Every record below should be printed exactly as it appears.

Exercise material:

BEGIN

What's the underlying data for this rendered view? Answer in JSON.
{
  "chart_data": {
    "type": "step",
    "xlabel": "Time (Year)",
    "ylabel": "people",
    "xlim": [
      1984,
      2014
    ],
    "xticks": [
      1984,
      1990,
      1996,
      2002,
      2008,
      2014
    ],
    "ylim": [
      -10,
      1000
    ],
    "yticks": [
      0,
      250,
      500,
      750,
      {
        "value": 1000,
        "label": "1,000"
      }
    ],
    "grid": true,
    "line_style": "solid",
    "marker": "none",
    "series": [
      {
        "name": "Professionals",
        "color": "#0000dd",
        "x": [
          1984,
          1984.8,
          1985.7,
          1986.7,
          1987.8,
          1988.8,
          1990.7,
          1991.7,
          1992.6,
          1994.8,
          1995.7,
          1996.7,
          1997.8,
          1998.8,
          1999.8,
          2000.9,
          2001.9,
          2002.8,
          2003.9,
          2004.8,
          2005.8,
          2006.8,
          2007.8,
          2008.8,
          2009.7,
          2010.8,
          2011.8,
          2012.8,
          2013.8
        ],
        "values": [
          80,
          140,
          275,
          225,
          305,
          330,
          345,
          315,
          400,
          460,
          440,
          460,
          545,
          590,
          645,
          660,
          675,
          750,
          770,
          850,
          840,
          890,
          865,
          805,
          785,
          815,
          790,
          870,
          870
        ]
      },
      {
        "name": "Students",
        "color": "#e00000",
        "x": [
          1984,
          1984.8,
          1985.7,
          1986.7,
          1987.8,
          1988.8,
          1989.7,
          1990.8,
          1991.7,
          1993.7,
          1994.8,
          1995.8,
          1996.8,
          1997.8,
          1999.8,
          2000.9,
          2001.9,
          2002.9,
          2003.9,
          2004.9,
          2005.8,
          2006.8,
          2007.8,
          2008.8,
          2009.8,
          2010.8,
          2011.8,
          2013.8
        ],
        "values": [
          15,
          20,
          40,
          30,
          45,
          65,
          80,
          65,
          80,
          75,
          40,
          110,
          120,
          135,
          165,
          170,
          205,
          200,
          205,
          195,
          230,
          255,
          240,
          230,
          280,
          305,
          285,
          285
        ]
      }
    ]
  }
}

END

Task answer:
What's the underlying data for this rendered view? Answer in JSON.
{
  "chart_data": {
    "type": "step",
    "xlabel": "Time (Year)",
    "ylabel": "people",
    "xlim": [
      1984,
      2014
    ],
    "xticks": [
      1984,
      1990,
      1996,
      2002,
      2008,
      2014
    ],
    "ylim": [
      -10,
      1000
    ],
    "yticks": [
      0,
      250,
      500,
      750,
      {
        "value": 1000,
        "label": "1,000"
      }
    ],
    "grid": true,
    "line_style": "solid",
    "marker": "none",
    "series": [
      {
        "name": "Professionals",
        "color": "#0000dd",
        "x": [
          1984,
          1984.8,
          1985.7,
          1986.7,
          1987.8,
          1988.8,
          1990.7,
          1991.7,
          1992.6,
          1994.8,
          1995.7,
          1996.7,
          1997.8,
          1998.8,
          1999.8,
          2000.9,
          2001.9,
          2002.8,
          2003.9,
          2004.8,
          2005.8,
          2006.8,
          2007.8,
          2008.8,
          2009.7,
          2010.8,
          2011.8,
          2012.8,
          2013.8
        ],
        "values": [
          80,
          140,
          275,
          225,
          305,
          330,
          345,
          315,
          400,
          460,
          440,
          460,
          545,
          590,
          645,
          660,
          675,
          750,
          770,
          850,
          840,
          890,
          865,
          805,
          785,
          815,
          790,
          870,
          870
        ]
      },
      {
        "name": "Students",
        "color": "#e00000",
        "x": [
          1984,
          1984.8,
          1985.7,
          1986.7,
          1987.8,
          1988.8,
          1989.7,
          1990.8,
          1991.7,
          1993.7,
          1994.8,
          1995.8,
          1996.8,
          1997.8,
          1999.8,
          2000.9,
          2001.9,
          2002.9,
          2003.9,
          2004.9,
          2005.8,
          2006.8,
          2007.8,
          2008.8,
          2009.8,
          2010.8,
          2011.8,
          2013.8
        ],
        "values": [
          15,
          20,
          40,
          30,
          45,
          65,
          80,
          65,
          80,
          75,
          40,
          110,
          120,
          135,
          165,
          170,
          205,
          200,
          205,
          195,
          230,
          255,
          240,
          230,
          280,
          305,
          285,
          285
        ]
      }
    ]
  }
}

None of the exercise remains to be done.